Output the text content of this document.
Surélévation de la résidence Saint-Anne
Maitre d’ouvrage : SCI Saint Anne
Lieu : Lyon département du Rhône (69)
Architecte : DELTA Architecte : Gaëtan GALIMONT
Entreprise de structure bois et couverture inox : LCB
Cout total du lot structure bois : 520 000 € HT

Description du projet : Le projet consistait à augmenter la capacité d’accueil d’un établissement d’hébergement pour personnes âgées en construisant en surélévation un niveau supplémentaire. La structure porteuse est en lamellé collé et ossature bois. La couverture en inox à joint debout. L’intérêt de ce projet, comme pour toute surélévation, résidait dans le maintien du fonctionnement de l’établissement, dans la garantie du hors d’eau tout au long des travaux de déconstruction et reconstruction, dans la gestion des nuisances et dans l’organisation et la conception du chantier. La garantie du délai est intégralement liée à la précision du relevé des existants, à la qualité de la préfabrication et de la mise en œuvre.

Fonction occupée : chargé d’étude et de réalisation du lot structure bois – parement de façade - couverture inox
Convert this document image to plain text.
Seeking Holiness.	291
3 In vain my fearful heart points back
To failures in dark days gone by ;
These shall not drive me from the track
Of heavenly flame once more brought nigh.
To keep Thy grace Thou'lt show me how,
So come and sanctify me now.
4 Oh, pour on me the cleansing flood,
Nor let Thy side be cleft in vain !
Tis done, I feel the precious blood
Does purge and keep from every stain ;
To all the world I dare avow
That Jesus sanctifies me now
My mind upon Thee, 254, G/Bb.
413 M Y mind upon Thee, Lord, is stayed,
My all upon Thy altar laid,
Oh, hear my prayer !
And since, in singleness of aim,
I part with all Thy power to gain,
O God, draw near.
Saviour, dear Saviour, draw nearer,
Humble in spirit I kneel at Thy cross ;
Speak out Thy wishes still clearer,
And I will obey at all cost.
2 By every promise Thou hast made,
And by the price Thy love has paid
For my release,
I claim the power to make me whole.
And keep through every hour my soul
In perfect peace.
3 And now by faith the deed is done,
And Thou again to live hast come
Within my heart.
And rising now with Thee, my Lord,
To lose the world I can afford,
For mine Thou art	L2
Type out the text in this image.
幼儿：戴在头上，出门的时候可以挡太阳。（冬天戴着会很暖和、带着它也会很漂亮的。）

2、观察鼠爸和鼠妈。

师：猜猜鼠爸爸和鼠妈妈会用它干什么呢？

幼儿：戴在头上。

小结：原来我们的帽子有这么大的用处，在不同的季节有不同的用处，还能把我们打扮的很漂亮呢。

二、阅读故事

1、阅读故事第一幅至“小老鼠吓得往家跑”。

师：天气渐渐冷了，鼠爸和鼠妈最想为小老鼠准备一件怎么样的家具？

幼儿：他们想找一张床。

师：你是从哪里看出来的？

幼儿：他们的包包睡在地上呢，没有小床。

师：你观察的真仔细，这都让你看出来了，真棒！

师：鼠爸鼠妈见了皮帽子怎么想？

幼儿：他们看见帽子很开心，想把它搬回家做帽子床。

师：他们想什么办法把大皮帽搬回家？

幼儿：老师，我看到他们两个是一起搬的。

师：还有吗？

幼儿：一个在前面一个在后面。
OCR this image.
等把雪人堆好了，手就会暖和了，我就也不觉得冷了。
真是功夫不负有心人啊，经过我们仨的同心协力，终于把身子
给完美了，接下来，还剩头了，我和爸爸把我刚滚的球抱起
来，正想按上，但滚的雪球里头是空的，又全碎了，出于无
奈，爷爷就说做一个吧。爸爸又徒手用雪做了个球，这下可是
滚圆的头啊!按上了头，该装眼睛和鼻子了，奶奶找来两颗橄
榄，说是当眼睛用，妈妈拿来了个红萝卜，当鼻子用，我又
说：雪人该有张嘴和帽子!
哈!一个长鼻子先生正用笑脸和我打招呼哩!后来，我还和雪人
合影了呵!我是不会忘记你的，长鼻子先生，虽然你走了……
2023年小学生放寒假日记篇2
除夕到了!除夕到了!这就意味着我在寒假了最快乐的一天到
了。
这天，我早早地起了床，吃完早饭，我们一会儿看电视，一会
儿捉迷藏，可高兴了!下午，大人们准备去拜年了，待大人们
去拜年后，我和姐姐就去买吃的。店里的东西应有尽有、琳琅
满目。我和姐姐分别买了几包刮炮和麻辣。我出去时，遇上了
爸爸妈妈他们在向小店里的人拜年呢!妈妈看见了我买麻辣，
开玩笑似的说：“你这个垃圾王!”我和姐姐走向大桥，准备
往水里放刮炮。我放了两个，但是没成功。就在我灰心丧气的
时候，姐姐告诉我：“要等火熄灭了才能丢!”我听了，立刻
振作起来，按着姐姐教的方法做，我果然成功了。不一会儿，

■ ■ ■

Request
Restate every record exactly, leaving nothing out.

Task answer
Output the text content of this document.
Surélévation de la résidence Saint-Anne
Maitre d’ouvrage : SCI Saint Anne
Lieu : Lyon département du Rhône (69)
Architecte : DELTA Architecte : Gaëtan GALIMONT
Entreprise de structure bois et couverture inox : LCB
Cout total du lot structure bois : 520 000 € HT

Description du projet : Le projet consistait à augmenter la capacité d’accueil d’un établissement d’hébergement pour personnes âgées en construisant en surélévation un niveau supplémentaire. La structure porteuse est en lamellé collé et ossature bois. La couverture en inox à joint debout. L’intérêt de ce projet, comme pour toute surélévation, résidait dans le maintien du fonctionnement de l’établissement, dans la garantie du hors d’eau tout au long des travaux de déconstruction et reconstruction, dans la gestion des nuisances et dans l’organisation et la conception du chantier. La garantie du délai est intégralement liée à la précision du relevé des existants, à la qualité de la préfabrication et de la mise en œuvre.

Fonction occupée : chargé d’étude et de réalisation du lot structure bois – parement de façade - couverture inox
Convert this document image to plain text.
Seeking Holiness.	291
3 In vain my fearful heart points back
To failures in dark days gone by ;
These shall not drive me from the track
Of heavenly flame once more brought nigh.
To keep Thy grace Thou'lt show me how,
So come and sanctify me now.
4 Oh, pour on me the cleansing flood,
Nor let Thy side be cleft in vain !
Tis done, I feel the precious blood
Does purge and keep from every stain ;
To all the world I dare avow
That Jesus sanctifies me now
My mind upon Thee, 254, G/Bb.
413 M Y mind upon Thee, Lord, is stayed,
My all upon Thy altar laid,
Oh, hear my prayer !
And since, in singleness of aim,
I part with all Thy power to gain,
O God, draw near.
Saviour, dear Saviour, draw nearer,
Humble in spirit I kneel at Thy cross ;
Speak out Thy wishes still clearer,
And I will obey at all cost.
2 By every promise Thou hast made,
And by the price Thy love has paid
For my release,
I claim the power to make me whole.
And keep through every hour my soul
In perfect peace.
3 And now by faith the deed is done,
And Thou again to live hast come
Within my heart.
And rising now with Thee, my Lord,
To lose the world I can afford,
For mine Thou art	L2
Type out the text in this image.
幼儿：戴在头上，出门的时候可以挡太阳。（冬天戴着会很暖和、带着它也会很漂亮的。）

2、观察鼠爸和鼠妈。

师：猜猜鼠爸爸和鼠妈妈会用它干什么呢？

幼儿：戴在头上。

小结：原来我们的帽子有这么大的用处，在不同的季节有不同的用处，还能把我们打扮的很漂亮呢。

二、阅读故事

1、阅读故事第一幅至“小老鼠吓得往家跑”。

师：天气渐渐冷了，鼠爸和鼠妈最想为小老鼠准备一件怎么样的家具？

幼儿：他们想找一张床。

师：你是从哪里看出来的？

幼儿：他们的包包睡在地上呢，没有小床。

师：你观察的真仔细，这都让你看出来了，真棒！

师：鼠爸鼠妈见了皮帽子怎么想？

幼儿：他们看见帽子很开心，想把它搬回家做帽子床。

师：他们想什么办法把大皮帽搬回家？

幼儿：老师，我看到他们两个是一起搬的。

师：还有吗？

幼儿：一个在前面一个在后面。
OCR this image.
等把雪人堆好了，手就会暖和了，我就也不觉得冷了。
真是功夫不负有心人啊，经过我们仨的同心协力，终于把身子
给完美了，接下来，还剩头了，我和爸爸把我刚滚的球抱起
来，正想按上，但滚的雪球里头是空的，又全碎了，出于无
奈，爷爷就说做一个吧。爸爸又徒手用雪做了个球，这下可是
滚圆的头啊!按上了头，该装眼睛和鼻子了，奶奶找来两颗橄
榄，说是当眼睛用，妈妈拿来了个红萝卜，当鼻子用，我又
说：雪人该有张嘴和帽子!
哈!一个长鼻子先生正用笑脸和我打招呼哩!后来，我还和雪人
合影了呵!我是不会忘记你的，长鼻子先生，虽然你走了……
2023年小学生放寒假日记篇2
除夕到了!除夕到了!这就意味着我在寒假了最快乐的一天到
了。
这天，我早早地起了床，吃完早饭，我们一会儿看电视，一会
儿捉迷藏，可高兴了!下午，大人们准备去拜年了，待大人们
去拜年后，我和姐姐就去买吃的。店里的东西应有尽有、琳琅
满目。我和姐姐分别买了几包刮炮和麻辣。我出去时，遇上了
爸爸妈妈他们在向小店里的人拜年呢!妈妈看见了我买麻辣，
开玩笑似的说：“你这个垃圾王!”我和姐姐走向大桥，准备
往水里放刮炮。我放了两个，但是没成功。就在我灰心丧气的
时候，姐姐告诉我：“要等火熄灭了才能丢!”我听了，立刻
振作起来，按着姐姐教的方法做，我果然成功了。不一会儿，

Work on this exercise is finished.